What needs to be done: Reproduce the records below in full and word for word, excluding pictures.
* Begin Task inputs *
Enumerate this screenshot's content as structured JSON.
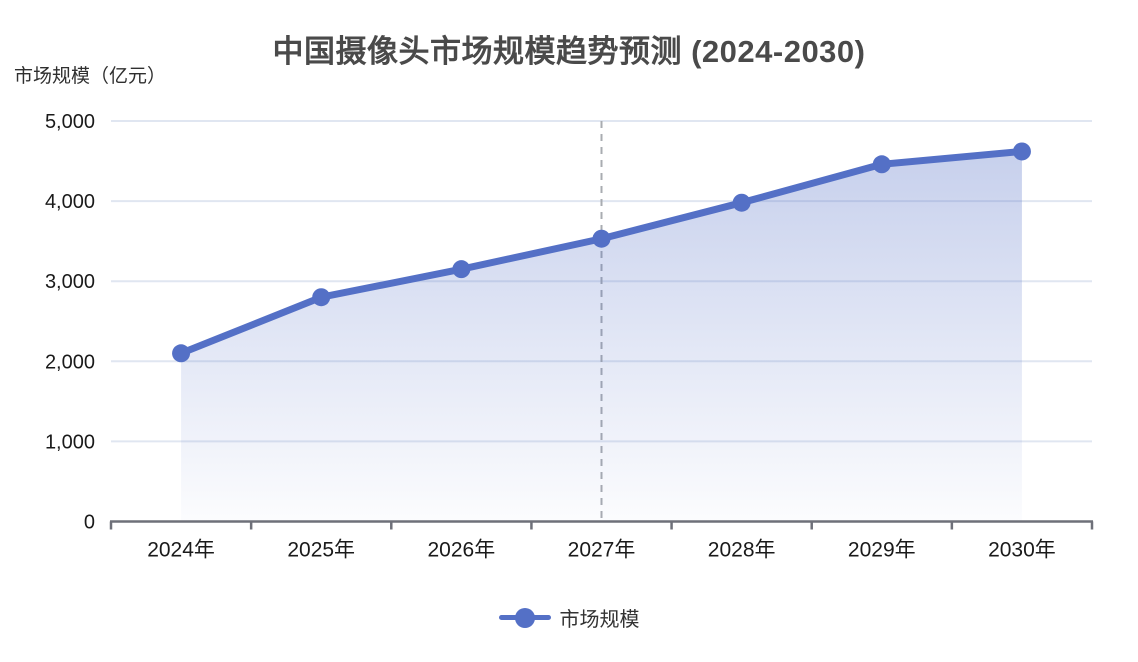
{
  "title": "中国摄像头市场规模趋势预测 (2024-2030)",
  "y_axis_name": "市场规模（亿元）",
  "chart_data": {
    "type": "area",
    "categories": [
      "2024年",
      "2025年",
      "2026年",
      "2027年",
      "2028年",
      "2029年",
      "2030年"
    ],
    "series": [
      {
        "name": "市场规模",
        "values": [
          2100,
          2800,
          3150,
          3530,
          3980,
          4460,
          4620
        ]
      }
    ],
    "title": "中国摄像头市场规模趋势预测 (2024-2030)",
    "xlabel": "",
    "ylabel": "市场规模（亿元）",
    "ylim": [
      0,
      5000
    ],
    "y_ticks": [
      0,
      1000,
      2000,
      3000,
      4000,
      5000
    ],
    "y_tick_labels": [
      "0",
      "1,000",
      "2,000",
      "3,000",
      "4,000",
      "5,000"
    ],
    "grid": true,
    "legend_position": "bottom",
    "annotations": [
      {
        "type": "vline",
        "at_category": "2027年",
        "style": "dashed"
      }
    ]
  },
  "legend": {
    "items": [
      {
        "label": "市场规模",
        "color": "#5470C6"
      }
    ]
  },
  "colors": {
    "line": "#5470C6",
    "point": "#5470C6",
    "area_top": "rgba(84,112,198,0.33)",
    "area_bottom": "rgba(84,112,198,0.02)",
    "gridline": "#E0E6F1",
    "axis_line": "#6E7079",
    "dashed_line": "#A9ACB1",
    "tick_label": "#1a1a1a",
    "title_text": "#4a4a4a"
  }
}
* End Task inputs *
Exercise result:
Enumerate this screenshot's content as structured JSON.
{
  "title": "中国摄像头市场规模趋势预测 (2024-2030)",
  "y_axis_name": "市场规模（亿元）",
  "chart_data": {
    "type": "area",
    "categories": [
      "2024年",
      "2025年",
      "2026年",
      "2027年",
      "2028年",
      "2029年",
      "2030年"
    ],
    "series": [
      {
        "name": "市场规模",
        "values": [
          2100,
          2800,
          3150,
          3530,
          3980,
          4460,
          4620
        ]
      }
    ],
    "title": "中国摄像头市场规模趋势预测 (2024-2030)",
    "xlabel": "",
    "ylabel": "市场规模（亿元）",
    "ylim": [
      0,
      5000
    ],
    "y_ticks": [
      0,
      1000,
      2000,
      3000,
      4000,
      5000
    ],
    "y_tick_labels": [
      "0",
      "1,000",
      "2,000",
      "3,000",
      "4,000",
      "5,000"
    ],
    "grid": true,
    "legend_position": "bottom",
    "annotations": [
      {
        "type": "vline",
        "at_category": "2027年",
        "style": "dashed"
      }
    ]
  },
  "legend": {
    "items": [
      {
        "label": "市场规模",
        "color": "#5470C6"
      }
    ]
  },
  "colors": {
    "line": "#5470C6",
    "point": "#5470C6",
    "area_top": "rgba(84,112,198,0.33)",
    "area_bottom": "rgba(84,112,198,0.02)",
    "gridline": "#E0E6F1",
    "axis_line": "#6E7079",
    "dashed_line": "#A9ACB1",
    "tick_label": "#1a1a1a",
    "title_text": "#4a4a4a"
  }
}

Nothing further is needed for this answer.